# GIVEN PROBLEM
Write the records out again exactly, leaving no images in.

Data excerpts:
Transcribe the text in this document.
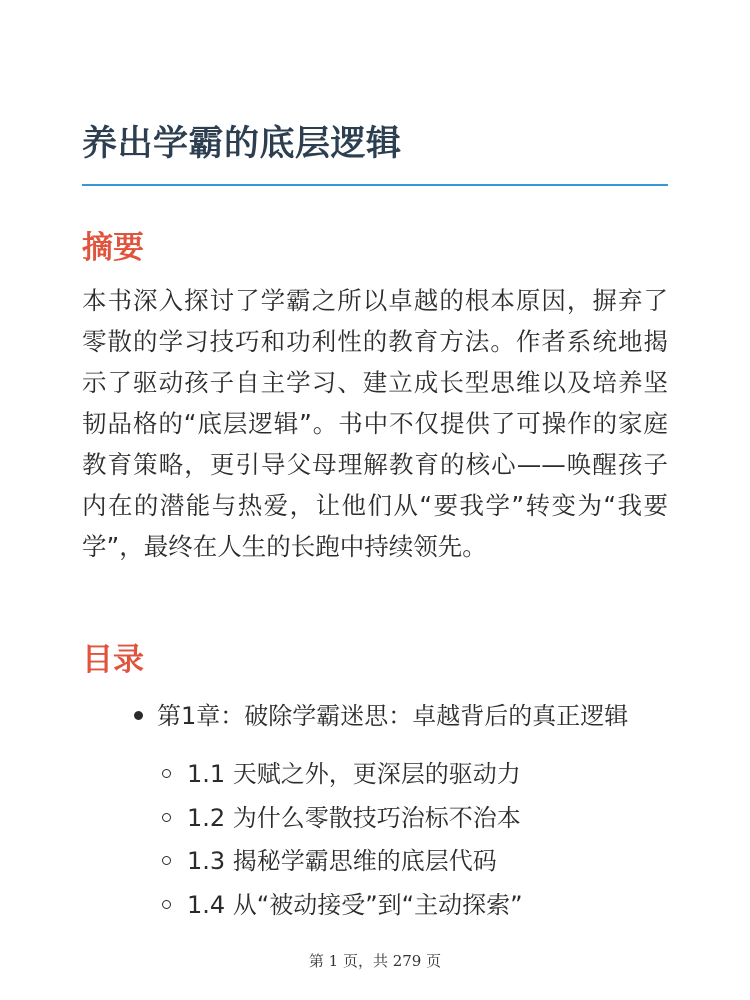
养出学霸的底层逻辑
摘要

本书深入探讨了学霸之所以卓越的根本原因，摒弃了零散的学习技巧和功利性的教育方法。作者系统地揭示了驱动孩子自主学习、建立成长型思维以及培养坚韧品格的“底层逻辑”。书中不仅提供了可操作的家庭教育策略，更引导父母理解教育的核心——唤醒孩子内在的潜能与热爱，让他们从“要我学”转变为“我要学”，最终在人生的长跑中持续领先。

目录
第1章：破除学霸迷思：卓越背后的真正逻辑
1.1 天赋之外，更深层的驱动力
1.2 为什么零散技巧治标不治本
1.3 揭秘学霸思维的底层代码
1.4 从“被动接受”到“主动探索”
第 1 页，共 279 页
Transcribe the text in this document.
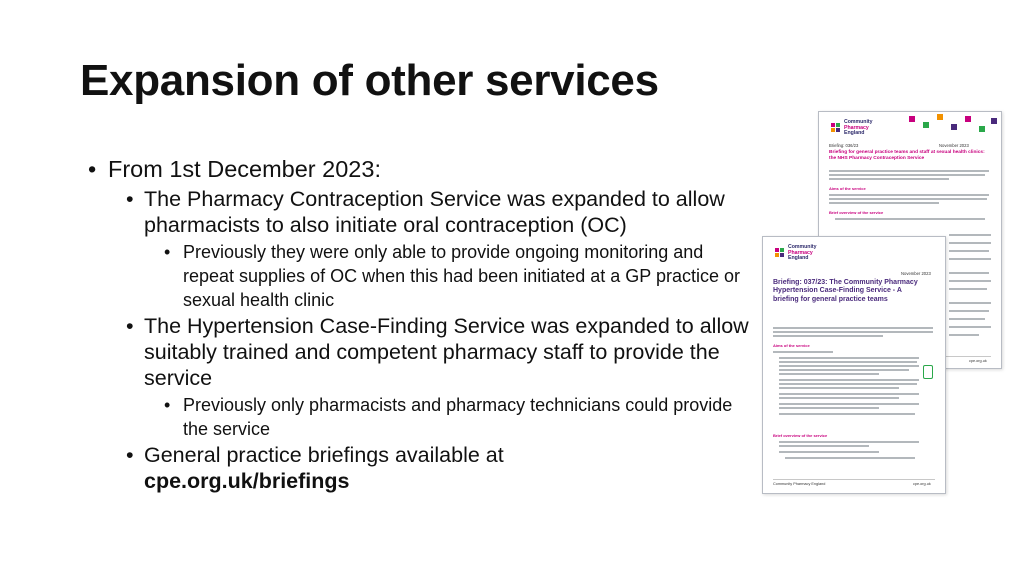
Expansion of other services
• From 1st December 2023:
• The Pharmacy Contraception Service was expanded to allow pharmacists to also initiate oral contraception (OC)
• Previously they were only able to provide ongoing monitoring and repeat supplies of OC when this had been initiated at a GP practice or sexual health clinic
• The Hypertension Case-Finding Service was expanded to allow suitably trained and competent pharmacy staff to provide the service
• Previously only pharmacists and pharmacy technicians could provide the service
• General practice briefings available at
cpe.org.uk/briefings
Community
Pharmacy
England
Briefing: 036/23	November 2023
Briefing for general practice teams and staff at sexual health clinics: the NHS Pharmacy Contraception Service
Aims of the service
Brief overview of the service
cpe.org.uk
Community
Pharmacy
England
November 2023
Briefing: 037/23: The Community Pharmacy Hypertension Case-Finding Service - A briefing for general practice teams
Aims of the service
Brief overview of the service
Community Pharmacy England	cpe.org.uk
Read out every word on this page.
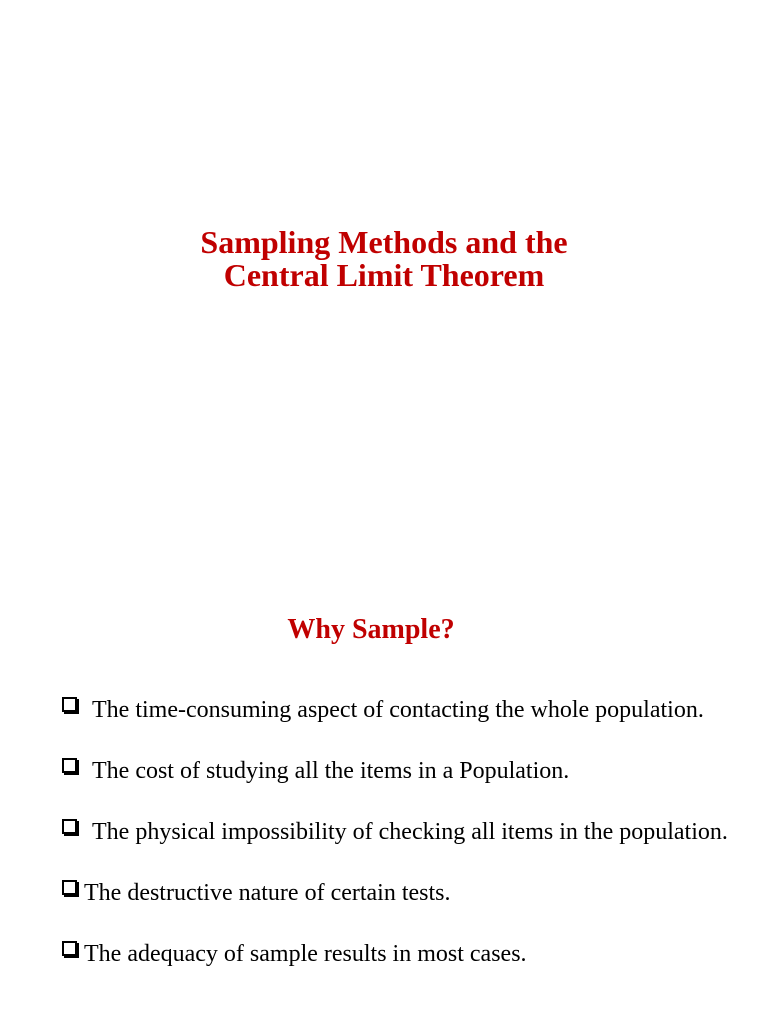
Sampling Methods and the
Central Limit Theorem
Why Sample?
The time-consuming aspect of contacting the whole population.
The cost of studying all the items in a Population.
The physical impossibility of checking all items in the population.
The destructive nature of certain tests.
The adequacy of sample results in most cases.
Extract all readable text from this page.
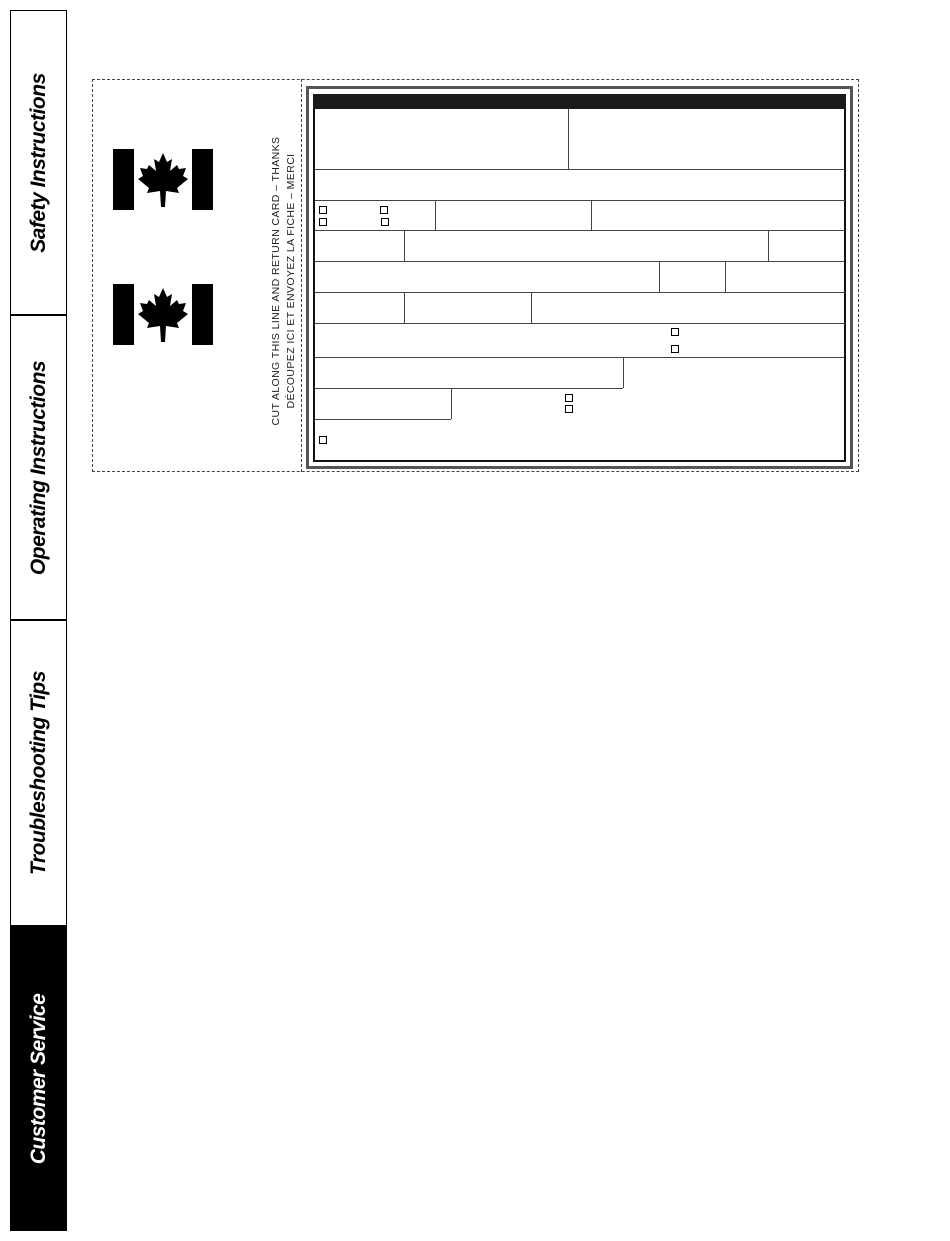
Safety Instructions
Operating Instructions
Troubleshooting Tips
Customer Service
CUT ALONG THIS LINE AND RETURN CARD – THANKS DÉCOUPEZ ICI ET ENVOYEZ LA FICHE – MERCI
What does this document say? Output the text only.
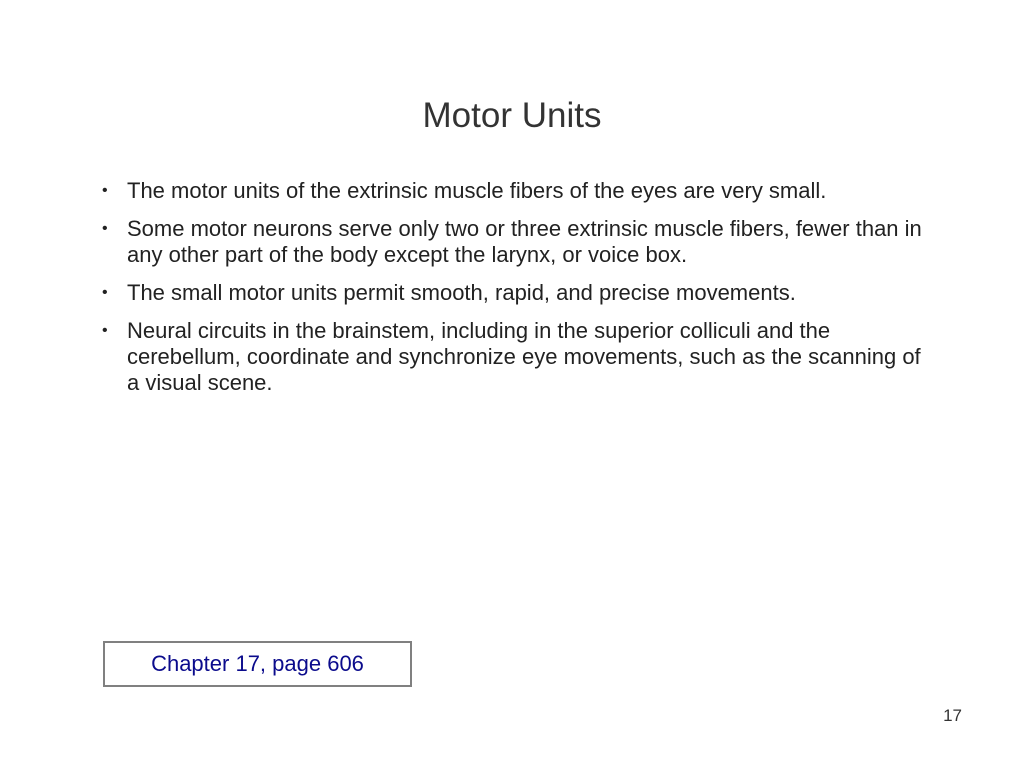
Motor Units
• The motor units of the extrinsic muscle fibers of the eyes are very small.
• Some motor neurons serve only two or three extrinsic muscle fibers, fewer than in any other part of the body except the larynx, or voice box.
• The small motor units permit smooth, rapid, and precise movements.
• Neural circuits in the brainstem, including in the superior colliculi and the cerebellum, coordinate and synchronize eye movements, such as the scanning of a visual scene.
Chapter 17, page 606
17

# REPLY
Transcribe the text in this document.
养出学霸的底层逻辑
摘要

本书深入探讨了学霸之所以卓越的根本原因，摒弃了零散的学习技巧和功利性的教育方法。作者系统地揭示了驱动孩子自主学习、建立成长型思维以及培养坚韧品格的“底层逻辑”。书中不仅提供了可操作的家庭教育策略，更引导父母理解教育的核心——唤醒孩子内在的潜能与热爱，让他们从“要我学”转变为“我要学”，最终在人生的长跑中持续领先。

目录
第1章：破除学霸迷思：卓越背后的真正逻辑
1.1 天赋之外，更深层的驱动力
1.2 为什么零散技巧治标不治本
1.3 揭秘学霸思维的底层代码
1.4 从“被动接受”到“主动探索”
第 1 页，共 279 页
Transcribe the text in this document.
Expansion of other services
• From 1st December 2023:
• The Pharmacy Contraception Service was expanded to allow pharmacists to also initiate oral contraception (OC)
• Previously they were only able to provide ongoing monitoring and repeat supplies of OC when this had been initiated at a GP practice or sexual health clinic
• The Hypertension Case-Finding Service was expanded to allow suitably trained and competent pharmacy staff to provide the service
• Previously only pharmacists and pharmacy technicians could provide the service
• General practice briefings available at
cpe.org.uk/briefings
Community
Pharmacy
England
Briefing: 036/23	November 2023
Briefing for general practice teams and staff at sexual health clinics: the NHS Pharmacy Contraception Service
Aims of the service
Brief overview of the service
cpe.org.uk
Community
Pharmacy
England
November 2023
Briefing: 037/23: The Community Pharmacy Hypertension Case-Finding Service - A briefing for general practice teams
Aims of the service
Brief overview of the service
Community Pharmacy England	cpe.org.uk
Read out every word on this page.
Sampling Methods and the
Central Limit Theorem
Why Sample?
The time-consuming aspect of contacting the whole population.
The cost of studying all the items in a Population.
The physical impossibility of checking all items in the population.
The destructive nature of certain tests.
The adequacy of sample results in most cases.
Extract all readable text from this page.
Safety Instructions
Operating Instructions
Troubleshooting Tips
Customer Service
CUT ALONG THIS LINE AND RETURN CARD – THANKS DÉCOUPEZ ICI ET ENVOYEZ LA FICHE – MERCI
What does this document say? Output the text only.
Motor Units
• The motor units of the extrinsic muscle fibers of the eyes are very small.
• Some motor neurons serve only two or three extrinsic muscle fibers, fewer than in any other part of the body except the larynx, or voice box.
• The small motor units permit smooth, rapid, and precise movements.
• Neural circuits in the brainstem, including in the superior colliculi and the cerebellum, coordinate and synchronize eye movements, such as the scanning of a visual scene.
Chapter 17, page 606
17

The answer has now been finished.